● **Your task**
Pick out every line that holds the string "intestinaux" and copy it.

#### Stored rows ####

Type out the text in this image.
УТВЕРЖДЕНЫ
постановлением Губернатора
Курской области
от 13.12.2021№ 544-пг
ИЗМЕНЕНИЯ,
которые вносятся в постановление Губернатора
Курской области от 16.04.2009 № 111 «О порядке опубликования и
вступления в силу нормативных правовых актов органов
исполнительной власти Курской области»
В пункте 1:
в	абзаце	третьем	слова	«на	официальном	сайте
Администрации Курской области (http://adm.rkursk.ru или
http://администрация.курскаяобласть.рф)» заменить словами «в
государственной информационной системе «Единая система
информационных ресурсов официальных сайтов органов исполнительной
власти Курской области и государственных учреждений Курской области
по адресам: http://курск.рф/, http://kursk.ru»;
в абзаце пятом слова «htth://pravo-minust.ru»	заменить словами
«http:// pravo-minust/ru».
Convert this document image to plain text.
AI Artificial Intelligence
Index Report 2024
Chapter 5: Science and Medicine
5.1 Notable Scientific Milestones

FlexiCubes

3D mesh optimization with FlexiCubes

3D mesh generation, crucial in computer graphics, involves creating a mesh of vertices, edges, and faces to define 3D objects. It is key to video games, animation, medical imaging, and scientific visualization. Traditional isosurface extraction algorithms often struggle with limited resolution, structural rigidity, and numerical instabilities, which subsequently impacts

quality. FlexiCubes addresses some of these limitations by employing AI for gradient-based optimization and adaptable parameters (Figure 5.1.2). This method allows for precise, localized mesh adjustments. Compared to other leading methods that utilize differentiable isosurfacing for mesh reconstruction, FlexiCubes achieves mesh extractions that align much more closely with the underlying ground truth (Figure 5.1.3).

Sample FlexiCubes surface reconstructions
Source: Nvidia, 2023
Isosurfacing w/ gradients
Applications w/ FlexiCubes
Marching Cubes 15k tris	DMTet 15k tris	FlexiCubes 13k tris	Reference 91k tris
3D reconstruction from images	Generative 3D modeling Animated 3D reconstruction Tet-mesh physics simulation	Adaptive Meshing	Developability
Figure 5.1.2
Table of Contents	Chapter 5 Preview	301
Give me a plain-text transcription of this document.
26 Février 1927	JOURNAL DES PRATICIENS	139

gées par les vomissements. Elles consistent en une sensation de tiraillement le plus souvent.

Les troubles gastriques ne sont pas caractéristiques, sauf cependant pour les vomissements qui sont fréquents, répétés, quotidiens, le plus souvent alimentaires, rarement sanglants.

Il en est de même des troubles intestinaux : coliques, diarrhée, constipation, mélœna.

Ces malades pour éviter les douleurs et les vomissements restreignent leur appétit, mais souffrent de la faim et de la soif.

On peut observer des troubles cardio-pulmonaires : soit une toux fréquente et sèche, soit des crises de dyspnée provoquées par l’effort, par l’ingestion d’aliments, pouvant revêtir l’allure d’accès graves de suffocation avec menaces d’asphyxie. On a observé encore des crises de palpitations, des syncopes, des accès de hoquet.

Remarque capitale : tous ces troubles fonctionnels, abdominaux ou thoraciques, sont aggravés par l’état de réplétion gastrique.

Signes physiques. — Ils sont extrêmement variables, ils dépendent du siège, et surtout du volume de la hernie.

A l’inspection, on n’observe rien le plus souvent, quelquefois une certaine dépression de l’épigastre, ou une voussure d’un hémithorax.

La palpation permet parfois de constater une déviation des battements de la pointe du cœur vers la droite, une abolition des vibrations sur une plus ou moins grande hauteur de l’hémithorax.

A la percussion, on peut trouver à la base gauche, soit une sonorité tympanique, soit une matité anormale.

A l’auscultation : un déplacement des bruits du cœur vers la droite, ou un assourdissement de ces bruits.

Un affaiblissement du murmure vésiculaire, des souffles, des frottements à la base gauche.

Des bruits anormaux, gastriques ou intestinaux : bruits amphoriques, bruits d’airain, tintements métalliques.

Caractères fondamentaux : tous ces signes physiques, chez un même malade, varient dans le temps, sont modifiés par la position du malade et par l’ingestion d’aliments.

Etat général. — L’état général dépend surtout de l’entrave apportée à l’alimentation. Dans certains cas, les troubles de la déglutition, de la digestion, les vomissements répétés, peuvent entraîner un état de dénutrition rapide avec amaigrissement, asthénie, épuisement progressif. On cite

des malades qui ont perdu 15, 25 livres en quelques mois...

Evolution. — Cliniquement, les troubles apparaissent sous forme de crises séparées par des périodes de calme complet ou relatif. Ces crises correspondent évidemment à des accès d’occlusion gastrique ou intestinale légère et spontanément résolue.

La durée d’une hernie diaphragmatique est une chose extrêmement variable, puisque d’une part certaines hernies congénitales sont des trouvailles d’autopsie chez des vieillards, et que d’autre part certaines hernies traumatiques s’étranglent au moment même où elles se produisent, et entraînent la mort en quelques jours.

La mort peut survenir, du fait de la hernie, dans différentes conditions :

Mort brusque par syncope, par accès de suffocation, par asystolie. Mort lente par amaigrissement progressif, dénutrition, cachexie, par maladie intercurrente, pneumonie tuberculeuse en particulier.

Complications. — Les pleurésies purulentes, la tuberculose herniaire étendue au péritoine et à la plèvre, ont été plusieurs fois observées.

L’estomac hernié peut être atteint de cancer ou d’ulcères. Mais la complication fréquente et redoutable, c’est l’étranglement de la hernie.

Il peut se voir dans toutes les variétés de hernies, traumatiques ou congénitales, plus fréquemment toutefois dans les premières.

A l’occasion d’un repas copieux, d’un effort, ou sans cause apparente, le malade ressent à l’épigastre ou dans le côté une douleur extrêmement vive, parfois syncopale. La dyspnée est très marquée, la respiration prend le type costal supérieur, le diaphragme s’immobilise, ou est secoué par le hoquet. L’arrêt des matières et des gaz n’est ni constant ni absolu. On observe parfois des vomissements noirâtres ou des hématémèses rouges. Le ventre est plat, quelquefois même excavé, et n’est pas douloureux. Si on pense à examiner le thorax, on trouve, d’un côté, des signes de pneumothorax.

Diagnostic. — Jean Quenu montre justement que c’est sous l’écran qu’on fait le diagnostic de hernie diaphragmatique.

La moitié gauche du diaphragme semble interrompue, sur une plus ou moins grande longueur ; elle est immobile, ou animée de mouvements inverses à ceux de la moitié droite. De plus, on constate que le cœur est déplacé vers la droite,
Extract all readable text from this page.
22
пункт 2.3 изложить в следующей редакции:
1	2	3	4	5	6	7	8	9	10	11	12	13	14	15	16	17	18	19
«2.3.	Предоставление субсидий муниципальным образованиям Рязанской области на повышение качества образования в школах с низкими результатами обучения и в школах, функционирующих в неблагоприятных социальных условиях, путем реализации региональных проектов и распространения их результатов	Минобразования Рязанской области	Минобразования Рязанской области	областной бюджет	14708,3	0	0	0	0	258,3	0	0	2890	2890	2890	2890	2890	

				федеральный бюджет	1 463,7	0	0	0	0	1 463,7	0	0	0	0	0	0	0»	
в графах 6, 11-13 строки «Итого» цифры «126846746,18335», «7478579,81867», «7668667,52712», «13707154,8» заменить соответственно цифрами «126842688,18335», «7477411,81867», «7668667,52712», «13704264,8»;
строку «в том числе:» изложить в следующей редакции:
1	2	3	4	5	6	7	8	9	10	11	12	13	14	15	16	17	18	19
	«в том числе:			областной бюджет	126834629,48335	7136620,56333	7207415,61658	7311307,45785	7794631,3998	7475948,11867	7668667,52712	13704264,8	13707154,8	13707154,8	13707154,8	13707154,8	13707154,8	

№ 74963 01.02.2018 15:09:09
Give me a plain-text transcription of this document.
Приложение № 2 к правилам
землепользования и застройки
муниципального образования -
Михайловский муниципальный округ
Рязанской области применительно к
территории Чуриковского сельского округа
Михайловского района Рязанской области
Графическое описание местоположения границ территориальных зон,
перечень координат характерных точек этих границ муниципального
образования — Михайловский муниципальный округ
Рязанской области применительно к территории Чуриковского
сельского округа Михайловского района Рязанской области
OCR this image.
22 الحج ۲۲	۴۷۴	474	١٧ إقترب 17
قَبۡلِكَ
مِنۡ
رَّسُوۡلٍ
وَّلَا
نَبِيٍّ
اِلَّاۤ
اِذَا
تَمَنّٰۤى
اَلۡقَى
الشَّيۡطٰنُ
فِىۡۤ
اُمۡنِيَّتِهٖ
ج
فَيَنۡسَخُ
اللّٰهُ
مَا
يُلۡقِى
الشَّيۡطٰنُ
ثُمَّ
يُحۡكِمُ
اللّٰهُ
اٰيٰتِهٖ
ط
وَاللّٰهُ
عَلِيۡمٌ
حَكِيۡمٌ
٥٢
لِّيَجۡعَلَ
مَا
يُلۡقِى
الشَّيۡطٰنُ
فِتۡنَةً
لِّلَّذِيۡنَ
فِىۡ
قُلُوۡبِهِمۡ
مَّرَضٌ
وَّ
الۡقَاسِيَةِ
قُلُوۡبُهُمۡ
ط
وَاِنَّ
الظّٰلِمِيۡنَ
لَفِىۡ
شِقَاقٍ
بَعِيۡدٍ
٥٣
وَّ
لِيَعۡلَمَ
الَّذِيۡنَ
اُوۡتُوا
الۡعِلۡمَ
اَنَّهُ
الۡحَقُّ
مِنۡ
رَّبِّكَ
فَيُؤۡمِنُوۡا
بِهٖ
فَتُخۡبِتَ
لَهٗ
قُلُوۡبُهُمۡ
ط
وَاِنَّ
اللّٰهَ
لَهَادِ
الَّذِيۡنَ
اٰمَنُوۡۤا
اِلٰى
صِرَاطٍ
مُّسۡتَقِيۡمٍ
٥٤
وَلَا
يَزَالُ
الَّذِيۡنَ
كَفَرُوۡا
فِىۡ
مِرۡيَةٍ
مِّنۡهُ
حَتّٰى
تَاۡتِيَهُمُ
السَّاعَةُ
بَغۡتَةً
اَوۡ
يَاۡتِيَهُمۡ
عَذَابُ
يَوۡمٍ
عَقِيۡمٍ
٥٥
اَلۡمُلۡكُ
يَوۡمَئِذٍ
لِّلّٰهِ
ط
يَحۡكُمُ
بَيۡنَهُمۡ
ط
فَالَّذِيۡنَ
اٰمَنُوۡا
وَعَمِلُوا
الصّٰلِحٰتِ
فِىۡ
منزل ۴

####

● **Written answer**
Il en est de même des troubles intestinaux : coliques, diarrhée, constipation, mélœna.
Des bruits anormaux, gastriques ou intestinaux : bruits amphoriques, bruits d’airain, tintements métalliques.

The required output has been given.